[Collected data entries]

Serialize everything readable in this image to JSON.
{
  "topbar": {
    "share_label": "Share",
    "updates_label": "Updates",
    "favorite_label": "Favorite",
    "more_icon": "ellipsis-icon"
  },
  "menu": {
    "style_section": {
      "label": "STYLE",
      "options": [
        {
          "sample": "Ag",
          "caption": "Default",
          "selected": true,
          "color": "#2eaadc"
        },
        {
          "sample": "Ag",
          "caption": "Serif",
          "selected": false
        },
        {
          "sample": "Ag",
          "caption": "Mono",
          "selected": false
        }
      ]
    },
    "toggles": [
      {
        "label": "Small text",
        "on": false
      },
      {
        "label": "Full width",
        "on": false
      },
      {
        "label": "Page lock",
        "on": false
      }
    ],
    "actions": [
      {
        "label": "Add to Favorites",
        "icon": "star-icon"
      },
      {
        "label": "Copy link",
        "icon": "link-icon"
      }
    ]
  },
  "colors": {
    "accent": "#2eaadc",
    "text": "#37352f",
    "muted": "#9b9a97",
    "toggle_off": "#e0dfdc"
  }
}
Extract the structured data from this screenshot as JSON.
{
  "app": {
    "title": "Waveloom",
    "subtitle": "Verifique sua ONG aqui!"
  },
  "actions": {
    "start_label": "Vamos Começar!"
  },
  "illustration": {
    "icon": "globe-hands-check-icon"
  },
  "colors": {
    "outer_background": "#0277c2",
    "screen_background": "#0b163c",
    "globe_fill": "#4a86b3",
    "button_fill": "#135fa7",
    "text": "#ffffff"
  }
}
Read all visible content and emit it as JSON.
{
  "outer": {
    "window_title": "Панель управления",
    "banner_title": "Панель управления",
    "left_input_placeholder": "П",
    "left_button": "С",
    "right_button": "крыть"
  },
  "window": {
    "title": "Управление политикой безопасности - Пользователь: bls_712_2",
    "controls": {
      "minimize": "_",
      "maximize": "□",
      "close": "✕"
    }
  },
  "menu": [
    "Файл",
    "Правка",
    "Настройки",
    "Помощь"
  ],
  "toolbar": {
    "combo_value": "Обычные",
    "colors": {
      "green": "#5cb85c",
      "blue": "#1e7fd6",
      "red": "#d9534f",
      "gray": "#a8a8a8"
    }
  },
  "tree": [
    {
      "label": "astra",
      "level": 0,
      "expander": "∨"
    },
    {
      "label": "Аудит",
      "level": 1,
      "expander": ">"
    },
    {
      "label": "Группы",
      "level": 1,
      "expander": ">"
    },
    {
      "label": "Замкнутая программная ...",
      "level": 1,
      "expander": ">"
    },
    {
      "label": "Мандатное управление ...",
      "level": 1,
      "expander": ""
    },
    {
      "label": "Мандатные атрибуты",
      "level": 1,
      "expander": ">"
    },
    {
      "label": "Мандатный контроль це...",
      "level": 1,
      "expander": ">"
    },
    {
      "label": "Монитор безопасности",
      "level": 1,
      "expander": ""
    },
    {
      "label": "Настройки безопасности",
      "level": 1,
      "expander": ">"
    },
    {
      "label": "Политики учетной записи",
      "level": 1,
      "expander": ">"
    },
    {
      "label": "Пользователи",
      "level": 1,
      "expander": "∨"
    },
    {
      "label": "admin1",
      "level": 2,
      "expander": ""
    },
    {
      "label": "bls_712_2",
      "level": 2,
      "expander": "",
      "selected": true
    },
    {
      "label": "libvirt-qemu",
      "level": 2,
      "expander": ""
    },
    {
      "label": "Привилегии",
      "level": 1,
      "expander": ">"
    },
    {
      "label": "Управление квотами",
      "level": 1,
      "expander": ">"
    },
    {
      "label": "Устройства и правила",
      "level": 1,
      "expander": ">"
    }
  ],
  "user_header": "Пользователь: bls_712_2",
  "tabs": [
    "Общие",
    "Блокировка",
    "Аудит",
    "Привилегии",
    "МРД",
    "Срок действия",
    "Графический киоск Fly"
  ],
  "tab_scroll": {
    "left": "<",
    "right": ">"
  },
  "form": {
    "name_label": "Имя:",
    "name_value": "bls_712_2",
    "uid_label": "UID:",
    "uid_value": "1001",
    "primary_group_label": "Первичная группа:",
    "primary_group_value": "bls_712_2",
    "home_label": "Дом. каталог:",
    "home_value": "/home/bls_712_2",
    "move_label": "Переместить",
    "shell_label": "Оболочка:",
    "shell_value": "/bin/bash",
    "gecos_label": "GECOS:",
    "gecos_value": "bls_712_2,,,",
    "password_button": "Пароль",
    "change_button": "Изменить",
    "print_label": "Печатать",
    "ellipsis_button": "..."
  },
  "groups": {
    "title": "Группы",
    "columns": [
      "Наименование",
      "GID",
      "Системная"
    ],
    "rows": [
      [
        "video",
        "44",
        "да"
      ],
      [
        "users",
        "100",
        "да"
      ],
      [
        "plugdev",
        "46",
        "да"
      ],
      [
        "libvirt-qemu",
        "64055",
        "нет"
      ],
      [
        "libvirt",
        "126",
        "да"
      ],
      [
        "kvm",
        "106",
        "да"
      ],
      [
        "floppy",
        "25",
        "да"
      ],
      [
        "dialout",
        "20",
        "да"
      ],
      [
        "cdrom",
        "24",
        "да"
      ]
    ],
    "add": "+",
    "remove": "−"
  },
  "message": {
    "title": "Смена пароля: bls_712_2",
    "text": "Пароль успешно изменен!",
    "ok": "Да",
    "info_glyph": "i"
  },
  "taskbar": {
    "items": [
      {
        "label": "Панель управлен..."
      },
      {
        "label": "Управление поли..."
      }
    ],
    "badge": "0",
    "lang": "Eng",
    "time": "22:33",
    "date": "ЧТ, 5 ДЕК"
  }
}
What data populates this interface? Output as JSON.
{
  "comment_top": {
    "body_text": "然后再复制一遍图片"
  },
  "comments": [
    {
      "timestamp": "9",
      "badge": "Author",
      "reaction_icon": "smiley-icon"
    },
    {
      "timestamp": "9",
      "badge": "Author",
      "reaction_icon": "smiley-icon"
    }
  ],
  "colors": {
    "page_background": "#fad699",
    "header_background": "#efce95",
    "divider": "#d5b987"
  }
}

▸ WHAT IS REQUIRED:
Your task is to transcribe the listing above in full, exactly as given.

▸ EXERCISE RESPONSE:
Serialize everything readable in this image to JSON.
{
  "topbar": {
    "share_label": "Share",
    "updates_label": "Updates",
    "favorite_label": "Favorite",
    "more_icon": "ellipsis-icon"
  },
  "menu": {
    "style_section": {
      "label": "STYLE",
      "options": [
        {
          "sample": "Ag",
          "caption": "Default",
          "selected": true,
          "color": "#2eaadc"
        },
        {
          "sample": "Ag",
          "caption": "Serif",
          "selected": false
        },
        {
          "sample": "Ag",
          "caption": "Mono",
          "selected": false
        }
      ]
    },
    "toggles": [
      {
        "label": "Small text",
        "on": false
      },
      {
        "label": "Full width",
        "on": false
      },
      {
        "label": "Page lock",
        "on": false
      }
    ],
    "actions": [
      {
        "label": "Add to Favorites",
        "icon": "star-icon"
      },
      {
        "label": "Copy link",
        "icon": "link-icon"
      }
    ]
  },
  "colors": {
    "accent": "#2eaadc",
    "text": "#37352f",
    "muted": "#9b9a97",
    "toggle_off": "#e0dfdc"
  }
}
Extract the structured data from this screenshot as JSON.
{
  "app": {
    "title": "Waveloom",
    "subtitle": "Verifique sua ONG aqui!"
  },
  "actions": {
    "start_label": "Vamos Começar!"
  },
  "illustration": {
    "icon": "globe-hands-check-icon"
  },
  "colors": {
    "outer_background": "#0277c2",
    "screen_background": "#0b163c",
    "globe_fill": "#4a86b3",
    "button_fill": "#135fa7",
    "text": "#ffffff"
  }
}
Read all visible content and emit it as JSON.
{
  "outer": {
    "window_title": "Панель управления",
    "banner_title": "Панель управления",
    "left_input_placeholder": "П",
    "left_button": "С",
    "right_button": "крыть"
  },
  "window": {
    "title": "Управление политикой безопасности - Пользователь: bls_712_2",
    "controls": {
      "minimize": "_",
      "maximize": "□",
      "close": "✕"
    }
  },
  "menu": [
    "Файл",
    "Правка",
    "Настройки",
    "Помощь"
  ],
  "toolbar": {
    "combo_value": "Обычные",
    "colors": {
      "green": "#5cb85c",
      "blue": "#1e7fd6",
      "red": "#d9534f",
      "gray": "#a8a8a8"
    }
  },
  "tree": [
    {
      "label": "astra",
      "level": 0,
      "expander": "∨"
    },
    {
      "label": "Аудит",
      "level": 1,
      "expander": ">"
    },
    {
      "label": "Группы",
      "level": 1,
      "expander": ">"
    },
    {
      "label": "Замкнутая программная ...",
      "level": 1,
      "expander": ">"
    },
    {
      "label": "Мандатное управление ...",
      "level": 1,
      "expander": ""
    },
    {
      "label": "Мандатные атрибуты",
      "level": 1,
      "expander": ">"
    },
    {
      "label": "Мандатный контроль це...",
      "level": 1,
      "expander": ">"
    },
    {
      "label": "Монитор безопасности",
      "level": 1,
      "expander": ""
    },
    {
      "label": "Настройки безопасности",
      "level": 1,
      "expander": ">"
    },
    {
      "label": "Политики учетной записи",
      "level": 1,
      "expander": ">"
    },
    {
      "label": "Пользователи",
      "level": 1,
      "expander": "∨"
    },
    {
      "label": "admin1",
      "level": 2,
      "expander": ""
    },
    {
      "label": "bls_712_2",
      "level": 2,
      "expander": "",
      "selected": true
    },
    {
      "label": "libvirt-qemu",
      "level": 2,
      "expander": ""
    },
    {
      "label": "Привилегии",
      "level": 1,
      "expander": ">"
    },
    {
      "label": "Управление квотами",
      "level": 1,
      "expander": ">"
    },
    {
      "label": "Устройства и правила",
      "level": 1,
      "expander": ">"
    }
  ],
  "user_header": "Пользователь: bls_712_2",
  "tabs": [
    "Общие",
    "Блокировка",
    "Аудит",
    "Привилегии",
    "МРД",
    "Срок действия",
    "Графический киоск Fly"
  ],
  "tab_scroll": {
    "left": "<",
    "right": ">"
  },
  "form": {
    "name_label": "Имя:",
    "name_value": "bls_712_2",
    "uid_label": "UID:",
    "uid_value": "1001",
    "primary_group_label": "Первичная группа:",
    "primary_group_value": "bls_712_2",
    "home_label": "Дом. каталог:",
    "home_value": "/home/bls_712_2",
    "move_label": "Переместить",
    "shell_label": "Оболочка:",
    "shell_value": "/bin/bash",
    "gecos_label": "GECOS:",
    "gecos_value": "bls_712_2,,,",
    "password_button": "Пароль",
    "change_button": "Изменить",
    "print_label": "Печатать",
    "ellipsis_button": "..."
  },
  "groups": {
    "title": "Группы",
    "columns": [
      "Наименование",
      "GID",
      "Системная"
    ],
    "rows": [
      [
        "video",
        "44",
        "да"
      ],
      [
        "users",
        "100",
        "да"
      ],
      [
        "plugdev",
        "46",
        "да"
      ],
      [
        "libvirt-qemu",
        "64055",
        "нет"
      ],
      [
        "libvirt",
        "126",
        "да"
      ],
      [
        "kvm",
        "106",
        "да"
      ],
      [
        "floppy",
        "25",
        "да"
      ],
      [
        "dialout",
        "20",
        "да"
      ],
      [
        "cdrom",
        "24",
        "да"
      ]
    ],
    "add": "+",
    "remove": "−"
  },
  "message": {
    "title": "Смена пароля: bls_712_2",
    "text": "Пароль успешно изменен!",
    "ok": "Да",
    "info_glyph": "i"
  },
  "taskbar": {
    "items": [
      {
        "label": "Панель управлен..."
      },
      {
        "label": "Управление поли..."
      }
    ],
    "badge": "0",
    "lang": "Eng",
    "time": "22:33",
    "date": "ЧТ, 5 ДЕК"
  }
}
What data populates this interface? Output as JSON.
{
  "comment_top": {
    "body_text": "然后再复制一遍图片"
  },
  "comments": [
    {
      "timestamp": "9",
      "badge": "Author",
      "reaction_icon": "smiley-icon"
    },
    {
      "timestamp": "9",
      "badge": "Author",
      "reaction_icon": "smiley-icon"
    }
  ],
  "colors": {
    "page_background": "#fad699",
    "header_background": "#efce95",
    "divider": "#d5b987"
  }
}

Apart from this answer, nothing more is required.